## Aim of the exercise
Filter the lines below, copying only those with the string "anos".

## Given information

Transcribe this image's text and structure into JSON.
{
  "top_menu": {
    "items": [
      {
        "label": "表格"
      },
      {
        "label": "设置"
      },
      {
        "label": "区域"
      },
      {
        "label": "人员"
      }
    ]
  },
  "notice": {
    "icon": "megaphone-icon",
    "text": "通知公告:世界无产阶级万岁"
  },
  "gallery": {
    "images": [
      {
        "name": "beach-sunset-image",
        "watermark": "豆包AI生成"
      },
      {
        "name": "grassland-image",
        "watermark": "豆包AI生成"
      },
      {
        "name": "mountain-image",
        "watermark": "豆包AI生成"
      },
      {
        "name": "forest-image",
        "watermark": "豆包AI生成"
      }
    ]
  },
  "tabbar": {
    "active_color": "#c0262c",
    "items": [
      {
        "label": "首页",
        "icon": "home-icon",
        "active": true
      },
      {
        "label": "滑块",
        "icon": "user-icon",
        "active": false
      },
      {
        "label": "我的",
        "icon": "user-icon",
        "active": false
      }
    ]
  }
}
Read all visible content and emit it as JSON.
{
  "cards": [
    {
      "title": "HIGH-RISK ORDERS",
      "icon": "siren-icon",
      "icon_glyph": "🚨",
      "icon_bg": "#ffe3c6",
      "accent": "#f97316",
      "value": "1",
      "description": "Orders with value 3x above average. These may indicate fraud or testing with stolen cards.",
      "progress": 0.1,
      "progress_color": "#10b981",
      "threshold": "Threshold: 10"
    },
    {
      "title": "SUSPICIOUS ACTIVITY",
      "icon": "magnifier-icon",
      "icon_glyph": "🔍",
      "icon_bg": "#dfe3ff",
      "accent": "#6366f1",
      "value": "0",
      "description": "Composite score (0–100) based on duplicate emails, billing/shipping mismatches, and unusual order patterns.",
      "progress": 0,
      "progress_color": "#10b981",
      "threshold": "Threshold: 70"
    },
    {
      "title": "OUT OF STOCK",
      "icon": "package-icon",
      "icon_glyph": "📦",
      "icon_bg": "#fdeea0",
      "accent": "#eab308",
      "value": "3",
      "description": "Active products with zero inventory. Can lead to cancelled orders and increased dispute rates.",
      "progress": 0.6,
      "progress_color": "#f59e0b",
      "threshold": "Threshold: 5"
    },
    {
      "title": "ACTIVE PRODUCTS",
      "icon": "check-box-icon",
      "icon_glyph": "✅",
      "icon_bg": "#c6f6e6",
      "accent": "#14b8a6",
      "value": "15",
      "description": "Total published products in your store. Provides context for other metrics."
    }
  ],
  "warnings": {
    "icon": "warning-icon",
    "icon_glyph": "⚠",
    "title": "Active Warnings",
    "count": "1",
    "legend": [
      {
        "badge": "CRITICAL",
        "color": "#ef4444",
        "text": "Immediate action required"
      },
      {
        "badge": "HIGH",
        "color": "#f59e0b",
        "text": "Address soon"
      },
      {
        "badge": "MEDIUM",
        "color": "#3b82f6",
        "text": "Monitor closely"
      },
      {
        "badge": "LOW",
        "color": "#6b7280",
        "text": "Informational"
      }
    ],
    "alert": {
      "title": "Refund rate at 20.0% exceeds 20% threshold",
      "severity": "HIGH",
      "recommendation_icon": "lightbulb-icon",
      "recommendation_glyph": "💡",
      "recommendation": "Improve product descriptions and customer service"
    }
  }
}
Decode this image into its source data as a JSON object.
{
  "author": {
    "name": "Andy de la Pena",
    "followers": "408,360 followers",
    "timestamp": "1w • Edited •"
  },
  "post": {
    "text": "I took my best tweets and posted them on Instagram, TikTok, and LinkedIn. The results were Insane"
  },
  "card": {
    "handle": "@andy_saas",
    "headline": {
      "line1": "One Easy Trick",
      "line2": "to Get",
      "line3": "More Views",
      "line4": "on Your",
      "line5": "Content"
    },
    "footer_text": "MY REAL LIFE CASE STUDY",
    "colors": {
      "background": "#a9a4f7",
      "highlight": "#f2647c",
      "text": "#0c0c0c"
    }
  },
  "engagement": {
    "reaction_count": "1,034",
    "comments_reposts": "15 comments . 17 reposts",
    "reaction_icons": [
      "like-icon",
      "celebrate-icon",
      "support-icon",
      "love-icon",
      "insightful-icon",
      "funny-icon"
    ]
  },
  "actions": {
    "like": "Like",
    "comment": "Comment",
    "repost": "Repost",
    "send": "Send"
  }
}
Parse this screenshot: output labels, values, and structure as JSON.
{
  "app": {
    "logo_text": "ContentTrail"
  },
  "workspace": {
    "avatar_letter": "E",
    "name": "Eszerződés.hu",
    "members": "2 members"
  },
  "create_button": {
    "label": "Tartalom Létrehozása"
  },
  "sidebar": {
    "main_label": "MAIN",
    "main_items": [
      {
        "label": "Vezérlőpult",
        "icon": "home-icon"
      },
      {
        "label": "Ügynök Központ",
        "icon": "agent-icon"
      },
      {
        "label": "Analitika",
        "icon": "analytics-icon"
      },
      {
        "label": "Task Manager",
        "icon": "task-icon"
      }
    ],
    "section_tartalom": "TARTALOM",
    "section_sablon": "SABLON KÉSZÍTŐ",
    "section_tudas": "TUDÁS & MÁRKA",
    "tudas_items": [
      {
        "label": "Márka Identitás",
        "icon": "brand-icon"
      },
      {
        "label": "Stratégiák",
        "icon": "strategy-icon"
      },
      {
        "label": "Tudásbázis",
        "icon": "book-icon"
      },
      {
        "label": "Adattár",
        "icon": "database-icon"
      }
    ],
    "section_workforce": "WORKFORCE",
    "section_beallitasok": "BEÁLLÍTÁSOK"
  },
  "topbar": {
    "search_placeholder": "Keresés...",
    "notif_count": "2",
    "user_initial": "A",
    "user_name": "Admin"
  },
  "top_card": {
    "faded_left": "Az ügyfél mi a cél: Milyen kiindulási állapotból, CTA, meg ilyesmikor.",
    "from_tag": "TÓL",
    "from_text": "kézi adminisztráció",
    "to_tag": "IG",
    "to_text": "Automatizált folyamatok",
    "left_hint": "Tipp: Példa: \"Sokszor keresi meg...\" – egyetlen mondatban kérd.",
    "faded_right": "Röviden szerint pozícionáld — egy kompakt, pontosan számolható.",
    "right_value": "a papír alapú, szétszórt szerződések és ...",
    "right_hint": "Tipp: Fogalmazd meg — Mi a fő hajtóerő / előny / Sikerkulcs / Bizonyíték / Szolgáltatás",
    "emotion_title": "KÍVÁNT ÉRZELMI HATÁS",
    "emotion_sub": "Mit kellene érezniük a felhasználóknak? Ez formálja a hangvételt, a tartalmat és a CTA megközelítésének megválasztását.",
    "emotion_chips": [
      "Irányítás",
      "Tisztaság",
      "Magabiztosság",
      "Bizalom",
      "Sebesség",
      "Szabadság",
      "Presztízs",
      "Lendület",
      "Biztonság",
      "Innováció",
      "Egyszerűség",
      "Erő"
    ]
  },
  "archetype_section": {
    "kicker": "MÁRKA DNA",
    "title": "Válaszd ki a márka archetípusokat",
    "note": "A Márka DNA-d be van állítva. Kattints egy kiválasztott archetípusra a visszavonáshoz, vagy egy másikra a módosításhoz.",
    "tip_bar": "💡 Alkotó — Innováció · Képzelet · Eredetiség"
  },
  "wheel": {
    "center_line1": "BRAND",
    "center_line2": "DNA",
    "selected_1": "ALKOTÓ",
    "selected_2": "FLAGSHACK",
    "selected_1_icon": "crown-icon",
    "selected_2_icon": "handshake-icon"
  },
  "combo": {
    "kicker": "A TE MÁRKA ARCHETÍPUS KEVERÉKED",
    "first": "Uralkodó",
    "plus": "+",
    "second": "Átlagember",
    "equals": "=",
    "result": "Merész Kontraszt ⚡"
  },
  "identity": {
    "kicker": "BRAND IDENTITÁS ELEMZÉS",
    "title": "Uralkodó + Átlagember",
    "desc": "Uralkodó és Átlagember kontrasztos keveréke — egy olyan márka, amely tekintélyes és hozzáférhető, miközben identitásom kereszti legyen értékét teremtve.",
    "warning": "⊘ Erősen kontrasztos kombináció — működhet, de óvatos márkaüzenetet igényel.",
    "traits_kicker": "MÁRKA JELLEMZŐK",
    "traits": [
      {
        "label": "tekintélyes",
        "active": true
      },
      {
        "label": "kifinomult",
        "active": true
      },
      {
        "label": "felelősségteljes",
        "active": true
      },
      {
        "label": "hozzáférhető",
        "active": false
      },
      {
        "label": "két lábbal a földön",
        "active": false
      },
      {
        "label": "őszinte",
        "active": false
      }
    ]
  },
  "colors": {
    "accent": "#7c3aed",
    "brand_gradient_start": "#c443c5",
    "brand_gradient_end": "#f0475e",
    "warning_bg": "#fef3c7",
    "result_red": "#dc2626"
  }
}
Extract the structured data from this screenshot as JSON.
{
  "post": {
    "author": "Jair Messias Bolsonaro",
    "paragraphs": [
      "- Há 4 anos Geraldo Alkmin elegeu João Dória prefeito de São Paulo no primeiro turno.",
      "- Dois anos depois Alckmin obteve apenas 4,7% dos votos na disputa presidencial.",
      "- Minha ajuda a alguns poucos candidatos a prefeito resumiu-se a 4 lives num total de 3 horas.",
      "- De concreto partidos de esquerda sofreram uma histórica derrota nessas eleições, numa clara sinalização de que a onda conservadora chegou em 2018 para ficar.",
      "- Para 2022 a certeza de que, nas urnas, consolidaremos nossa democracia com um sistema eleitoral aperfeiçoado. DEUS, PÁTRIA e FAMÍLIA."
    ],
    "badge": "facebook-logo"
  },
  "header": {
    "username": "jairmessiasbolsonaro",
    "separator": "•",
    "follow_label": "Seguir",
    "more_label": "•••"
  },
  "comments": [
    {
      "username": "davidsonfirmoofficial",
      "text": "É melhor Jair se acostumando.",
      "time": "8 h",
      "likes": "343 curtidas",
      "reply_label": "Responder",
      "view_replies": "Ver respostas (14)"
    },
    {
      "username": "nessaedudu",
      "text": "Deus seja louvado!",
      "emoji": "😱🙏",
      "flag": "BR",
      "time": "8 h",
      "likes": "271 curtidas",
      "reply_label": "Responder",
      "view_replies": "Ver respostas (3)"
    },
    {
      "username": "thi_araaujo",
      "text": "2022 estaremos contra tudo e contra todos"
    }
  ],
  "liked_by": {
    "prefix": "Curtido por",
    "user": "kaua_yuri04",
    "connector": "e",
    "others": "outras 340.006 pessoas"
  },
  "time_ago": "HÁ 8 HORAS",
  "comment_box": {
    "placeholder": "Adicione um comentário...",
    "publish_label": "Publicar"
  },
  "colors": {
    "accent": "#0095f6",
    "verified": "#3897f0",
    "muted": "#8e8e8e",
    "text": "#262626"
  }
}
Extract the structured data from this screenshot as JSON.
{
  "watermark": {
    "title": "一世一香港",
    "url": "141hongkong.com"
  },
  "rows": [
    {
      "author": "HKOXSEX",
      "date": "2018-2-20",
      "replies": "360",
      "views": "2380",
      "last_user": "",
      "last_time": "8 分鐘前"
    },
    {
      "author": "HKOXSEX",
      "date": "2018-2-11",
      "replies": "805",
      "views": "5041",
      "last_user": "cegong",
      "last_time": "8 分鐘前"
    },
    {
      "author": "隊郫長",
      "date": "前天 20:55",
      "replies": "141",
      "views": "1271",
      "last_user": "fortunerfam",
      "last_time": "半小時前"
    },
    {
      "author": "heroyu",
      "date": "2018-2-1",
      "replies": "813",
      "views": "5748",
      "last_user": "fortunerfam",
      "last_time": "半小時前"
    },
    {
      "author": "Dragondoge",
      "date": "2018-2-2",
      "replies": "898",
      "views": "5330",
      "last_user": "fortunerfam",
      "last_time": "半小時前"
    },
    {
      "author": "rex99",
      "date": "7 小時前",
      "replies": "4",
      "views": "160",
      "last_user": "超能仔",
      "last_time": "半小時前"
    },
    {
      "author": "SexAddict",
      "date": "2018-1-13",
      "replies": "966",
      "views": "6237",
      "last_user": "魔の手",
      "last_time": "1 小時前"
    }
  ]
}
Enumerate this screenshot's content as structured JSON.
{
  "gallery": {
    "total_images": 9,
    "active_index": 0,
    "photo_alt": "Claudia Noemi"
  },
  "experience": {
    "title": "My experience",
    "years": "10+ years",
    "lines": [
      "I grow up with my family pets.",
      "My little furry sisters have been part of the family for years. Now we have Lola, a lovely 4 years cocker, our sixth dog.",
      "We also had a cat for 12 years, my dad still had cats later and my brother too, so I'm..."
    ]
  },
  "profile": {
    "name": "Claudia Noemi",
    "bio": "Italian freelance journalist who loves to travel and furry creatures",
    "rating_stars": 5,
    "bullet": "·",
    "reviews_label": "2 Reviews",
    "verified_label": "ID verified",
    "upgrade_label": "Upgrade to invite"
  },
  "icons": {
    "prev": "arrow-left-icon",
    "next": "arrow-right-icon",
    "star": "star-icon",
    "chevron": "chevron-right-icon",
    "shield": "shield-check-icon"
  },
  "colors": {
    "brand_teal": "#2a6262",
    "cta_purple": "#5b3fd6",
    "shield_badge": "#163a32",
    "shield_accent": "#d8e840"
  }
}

## Complete answer
      "- Há 4 anos Geraldo Alkmin elegeu João Dória prefeito de São Paulo no primeiro turno.",
      "- Dois anos depois Alckmin obteve apenas 4,7% dos votos na disputa presidencial.",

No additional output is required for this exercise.